Each record needs to be echoed exactly; can you do that?

•••

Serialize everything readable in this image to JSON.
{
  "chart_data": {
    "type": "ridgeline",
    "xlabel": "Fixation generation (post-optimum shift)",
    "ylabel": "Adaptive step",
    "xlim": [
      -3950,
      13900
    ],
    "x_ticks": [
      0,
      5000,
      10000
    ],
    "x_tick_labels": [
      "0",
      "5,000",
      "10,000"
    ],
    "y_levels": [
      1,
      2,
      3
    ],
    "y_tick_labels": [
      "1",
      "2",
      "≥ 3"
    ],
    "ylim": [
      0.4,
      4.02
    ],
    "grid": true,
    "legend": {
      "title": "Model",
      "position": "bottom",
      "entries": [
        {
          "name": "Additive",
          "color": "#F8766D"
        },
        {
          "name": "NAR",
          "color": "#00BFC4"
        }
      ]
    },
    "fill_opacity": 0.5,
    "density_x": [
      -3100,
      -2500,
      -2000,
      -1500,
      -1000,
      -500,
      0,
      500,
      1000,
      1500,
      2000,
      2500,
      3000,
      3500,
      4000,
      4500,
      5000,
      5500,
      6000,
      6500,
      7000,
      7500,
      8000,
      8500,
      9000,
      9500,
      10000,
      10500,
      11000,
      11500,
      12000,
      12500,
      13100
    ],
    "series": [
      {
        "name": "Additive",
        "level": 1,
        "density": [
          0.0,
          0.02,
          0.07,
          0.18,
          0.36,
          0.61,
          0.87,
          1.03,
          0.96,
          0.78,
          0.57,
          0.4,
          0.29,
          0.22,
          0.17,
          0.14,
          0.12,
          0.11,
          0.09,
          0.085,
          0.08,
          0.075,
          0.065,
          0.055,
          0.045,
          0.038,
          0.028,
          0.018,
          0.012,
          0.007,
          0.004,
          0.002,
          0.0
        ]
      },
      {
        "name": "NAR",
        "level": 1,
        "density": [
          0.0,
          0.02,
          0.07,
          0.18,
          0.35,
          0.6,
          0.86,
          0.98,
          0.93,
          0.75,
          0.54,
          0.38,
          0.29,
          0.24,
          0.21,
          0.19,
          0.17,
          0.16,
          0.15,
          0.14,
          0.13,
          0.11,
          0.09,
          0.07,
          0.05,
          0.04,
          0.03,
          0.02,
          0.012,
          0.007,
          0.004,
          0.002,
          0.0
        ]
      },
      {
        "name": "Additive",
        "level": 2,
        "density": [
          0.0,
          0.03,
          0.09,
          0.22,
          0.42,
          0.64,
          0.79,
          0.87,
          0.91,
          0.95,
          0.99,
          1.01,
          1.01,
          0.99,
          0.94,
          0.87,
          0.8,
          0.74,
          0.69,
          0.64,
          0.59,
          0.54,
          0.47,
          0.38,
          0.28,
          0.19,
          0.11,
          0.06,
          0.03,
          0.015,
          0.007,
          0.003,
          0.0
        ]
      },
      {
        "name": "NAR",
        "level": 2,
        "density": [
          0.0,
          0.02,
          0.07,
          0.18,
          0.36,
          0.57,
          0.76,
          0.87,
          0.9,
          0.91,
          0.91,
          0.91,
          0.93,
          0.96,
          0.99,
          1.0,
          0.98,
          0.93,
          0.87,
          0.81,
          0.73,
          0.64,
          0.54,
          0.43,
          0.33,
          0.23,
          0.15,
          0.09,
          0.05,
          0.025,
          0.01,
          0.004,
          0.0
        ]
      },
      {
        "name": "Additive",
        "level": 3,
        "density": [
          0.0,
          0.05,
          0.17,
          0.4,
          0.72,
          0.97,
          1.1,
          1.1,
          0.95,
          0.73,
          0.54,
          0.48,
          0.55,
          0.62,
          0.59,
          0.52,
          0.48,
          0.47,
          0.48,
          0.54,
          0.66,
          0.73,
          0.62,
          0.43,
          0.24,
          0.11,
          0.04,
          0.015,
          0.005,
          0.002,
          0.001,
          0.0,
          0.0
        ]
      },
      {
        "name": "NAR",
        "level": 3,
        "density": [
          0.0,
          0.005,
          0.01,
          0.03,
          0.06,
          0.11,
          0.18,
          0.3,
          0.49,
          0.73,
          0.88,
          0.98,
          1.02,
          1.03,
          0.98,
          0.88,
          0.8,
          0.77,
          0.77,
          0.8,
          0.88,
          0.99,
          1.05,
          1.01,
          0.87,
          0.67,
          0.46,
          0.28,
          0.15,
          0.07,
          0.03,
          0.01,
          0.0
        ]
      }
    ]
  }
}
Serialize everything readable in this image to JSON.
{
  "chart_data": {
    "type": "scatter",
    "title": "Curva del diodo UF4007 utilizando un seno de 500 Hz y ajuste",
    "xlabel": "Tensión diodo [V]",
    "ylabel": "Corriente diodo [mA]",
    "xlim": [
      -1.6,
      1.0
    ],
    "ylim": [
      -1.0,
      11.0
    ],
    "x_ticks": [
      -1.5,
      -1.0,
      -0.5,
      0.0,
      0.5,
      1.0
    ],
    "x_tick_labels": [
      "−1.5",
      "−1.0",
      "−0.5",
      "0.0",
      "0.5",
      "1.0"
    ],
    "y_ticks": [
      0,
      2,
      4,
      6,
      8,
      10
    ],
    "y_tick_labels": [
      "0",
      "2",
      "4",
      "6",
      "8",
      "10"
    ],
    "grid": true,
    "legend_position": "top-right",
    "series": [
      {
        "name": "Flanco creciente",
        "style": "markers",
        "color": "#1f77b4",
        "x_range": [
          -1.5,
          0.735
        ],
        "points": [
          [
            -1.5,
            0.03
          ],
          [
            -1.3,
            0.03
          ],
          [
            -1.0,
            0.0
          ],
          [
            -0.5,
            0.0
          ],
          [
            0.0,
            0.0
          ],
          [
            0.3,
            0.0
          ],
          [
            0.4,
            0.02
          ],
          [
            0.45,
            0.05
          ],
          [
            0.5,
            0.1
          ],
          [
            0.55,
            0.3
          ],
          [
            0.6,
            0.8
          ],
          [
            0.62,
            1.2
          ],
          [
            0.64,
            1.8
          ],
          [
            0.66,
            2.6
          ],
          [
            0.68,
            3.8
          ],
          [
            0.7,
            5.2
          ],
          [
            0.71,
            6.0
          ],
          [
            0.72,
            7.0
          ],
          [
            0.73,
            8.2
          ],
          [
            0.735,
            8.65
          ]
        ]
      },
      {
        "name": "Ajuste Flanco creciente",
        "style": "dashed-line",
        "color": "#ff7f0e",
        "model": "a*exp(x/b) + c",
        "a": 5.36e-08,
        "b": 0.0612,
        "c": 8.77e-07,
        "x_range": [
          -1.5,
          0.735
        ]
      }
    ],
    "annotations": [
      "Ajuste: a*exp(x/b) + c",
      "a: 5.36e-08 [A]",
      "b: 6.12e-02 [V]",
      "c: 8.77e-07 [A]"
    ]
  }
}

•••

• Result
Serialize everything readable in this image to JSON.
{
  "chart_data": {
    "type": "ridgeline",
    "xlabel": "Fixation generation (post-optimum shift)",
    "ylabel": "Adaptive step",
    "xlim": [
      -3950,
      13900
    ],
    "x_ticks": [
      0,
      5000,
      10000
    ],
    "x_tick_labels": [
      "0",
      "5,000",
      "10,000"
    ],
    "y_levels": [
      1,
      2,
      3
    ],
    "y_tick_labels": [
      "1",
      "2",
      "≥ 3"
    ],
    "ylim": [
      0.4,
      4.02
    ],
    "grid": true,
    "legend": {
      "title": "Model",
      "position": "bottom",
      "entries": [
        {
          "name": "Additive",
          "color": "#F8766D"
        },
        {
          "name": "NAR",
          "color": "#00BFC4"
        }
      ]
    },
    "fill_opacity": 0.5,
    "density_x": [
      -3100,
      -2500,
      -2000,
      -1500,
      -1000,
      -500,
      0,
      500,
      1000,
      1500,
      2000,
      2500,
      3000,
      3500,
      4000,
      4500,
      5000,
      5500,
      6000,
      6500,
      7000,
      7500,
      8000,
      8500,
      9000,
      9500,
      10000,
      10500,
      11000,
      11500,
      12000,
      12500,
      13100
    ],
    "series": [
      {
        "name": "Additive",
        "level": 1,
        "density": [
          0.0,
          0.02,
          0.07,
          0.18,
          0.36,
          0.61,
          0.87,
          1.03,
          0.96,
          0.78,
          0.57,
          0.4,
          0.29,
          0.22,
          0.17,
          0.14,
          0.12,
          0.11,
          0.09,
          0.085,
          0.08,
          0.075,
          0.065,
          0.055,
          0.045,
          0.038,
          0.028,
          0.018,
          0.012,
          0.007,
          0.004,
          0.002,
          0.0
        ]
      },
      {
        "name": "NAR",
        "level": 1,
        "density": [
          0.0,
          0.02,
          0.07,
          0.18,
          0.35,
          0.6,
          0.86,
          0.98,
          0.93,
          0.75,
          0.54,
          0.38,
          0.29,
          0.24,
          0.21,
          0.19,
          0.17,
          0.16,
          0.15,
          0.14,
          0.13,
          0.11,
          0.09,
          0.07,
          0.05,
          0.04,
          0.03,
          0.02,
          0.012,
          0.007,
          0.004,
          0.002,
          0.0
        ]
      },
      {
        "name": "Additive",
        "level": 2,
        "density": [
          0.0,
          0.03,
          0.09,
          0.22,
          0.42,
          0.64,
          0.79,
          0.87,
          0.91,
          0.95,
          0.99,
          1.01,
          1.01,
          0.99,
          0.94,
          0.87,
          0.8,
          0.74,
          0.69,
          0.64,
          0.59,
          0.54,
          0.47,
          0.38,
          0.28,
          0.19,
          0.11,
          0.06,
          0.03,
          0.015,
          0.007,
          0.003,
          0.0
        ]
      },
      {
        "name": "NAR",
        "level": 2,
        "density": [
          0.0,
          0.02,
          0.07,
          0.18,
          0.36,
          0.57,
          0.76,
          0.87,
          0.9,
          0.91,
          0.91,
          0.91,
          0.93,
          0.96,
          0.99,
          1.0,
          0.98,
          0.93,
          0.87,
          0.81,
          0.73,
          0.64,
          0.54,
          0.43,
          0.33,
          0.23,
          0.15,
          0.09,
          0.05,
          0.025,
          0.01,
          0.004,
          0.0
        ]
      },
      {
        "name": "Additive",
        "level": 3,
        "density": [
          0.0,
          0.05,
          0.17,
          0.4,
          0.72,
          0.97,
          1.1,
          1.1,
          0.95,
          0.73,
          0.54,
          0.48,
          0.55,
          0.62,
          0.59,
          0.52,
          0.48,
          0.47,
          0.48,
          0.54,
          0.66,
          0.73,
          0.62,
          0.43,
          0.24,
          0.11,
          0.04,
          0.015,
          0.005,
          0.002,
          0.001,
          0.0,
          0.0
        ]
      },
      {
        "name": "NAR",
        "level": 3,
        "density": [
          0.0,
          0.005,
          0.01,
          0.03,
          0.06,
          0.11,
          0.18,
          0.3,
          0.49,
          0.73,
          0.88,
          0.98,
          1.02,
          1.03,
          0.98,
          0.88,
          0.8,
          0.77,
          0.77,
          0.8,
          0.88,
          0.99,
          1.05,
          1.01,
          0.87,
          0.67,
          0.46,
          0.28,
          0.15,
          0.07,
          0.03,
          0.01,
          0.0
        ]
      }
    ]
  }
}
Serialize everything readable in this image to JSON.
{
  "chart_data": {
    "type": "scatter",
    "title": "Curva del diodo UF4007 utilizando un seno de 500 Hz y ajuste",
    "xlabel": "Tensión diodo [V]",
    "ylabel": "Corriente diodo [mA]",
    "xlim": [
      -1.6,
      1.0
    ],
    "ylim": [
      -1.0,
      11.0
    ],
    "x_ticks": [
      -1.5,
      -1.0,
      -0.5,
      0.0,
      0.5,
      1.0
    ],
    "x_tick_labels": [
      "−1.5",
      "−1.0",
      "−0.5",
      "0.0",
      "0.5",
      "1.0"
    ],
    "y_ticks": [
      0,
      2,
      4,
      6,
      8,
      10
    ],
    "y_tick_labels": [
      "0",
      "2",
      "4",
      "6",
      "8",
      "10"
    ],
    "grid": true,
    "legend_position": "top-right",
    "series": [
      {
        "name": "Flanco creciente",
        "style": "markers",
        "color": "#1f77b4",
        "x_range": [
          -1.5,
          0.735
        ],
        "points": [
          [
            -1.5,
            0.03
          ],
          [
            -1.3,
            0.03
          ],
          [
            -1.0,
            0.0
          ],
          [
            -0.5,
            0.0
          ],
          [
            0.0,
            0.0
          ],
          [
            0.3,
            0.0
          ],
          [
            0.4,
            0.02
          ],
          [
            0.45,
            0.05
          ],
          [
            0.5,
            0.1
          ],
          [
            0.55,
            0.3
          ],
          [
            0.6,
            0.8
          ],
          [
            0.62,
            1.2
          ],
          [
            0.64,
            1.8
          ],
          [
            0.66,
            2.6
          ],
          [
            0.68,
            3.8
          ],
          [
            0.7,
            5.2
          ],
          [
            0.71,
            6.0
          ],
          [
            0.72,
            7.0
          ],
          [
            0.73,
            8.2
          ],
          [
            0.735,
            8.65
          ]
        ]
      },
      {
        "name": "Ajuste Flanco creciente",
        "style": "dashed-line",
        "color": "#ff7f0e",
        "model": "a*exp(x/b) + c",
        "a": 5.36e-08,
        "b": 0.0612,
        "c": 8.77e-07,
        "x_range": [
          -1.5,
          0.735
        ]
      }
    ],
    "annotations": [
      "Ajuste: a*exp(x/b) + c",
      "a: 5.36e-08 [A]",
      "b: 6.12e-02 [V]",
      "c: 8.77e-07 [A]"
    ]
  }
}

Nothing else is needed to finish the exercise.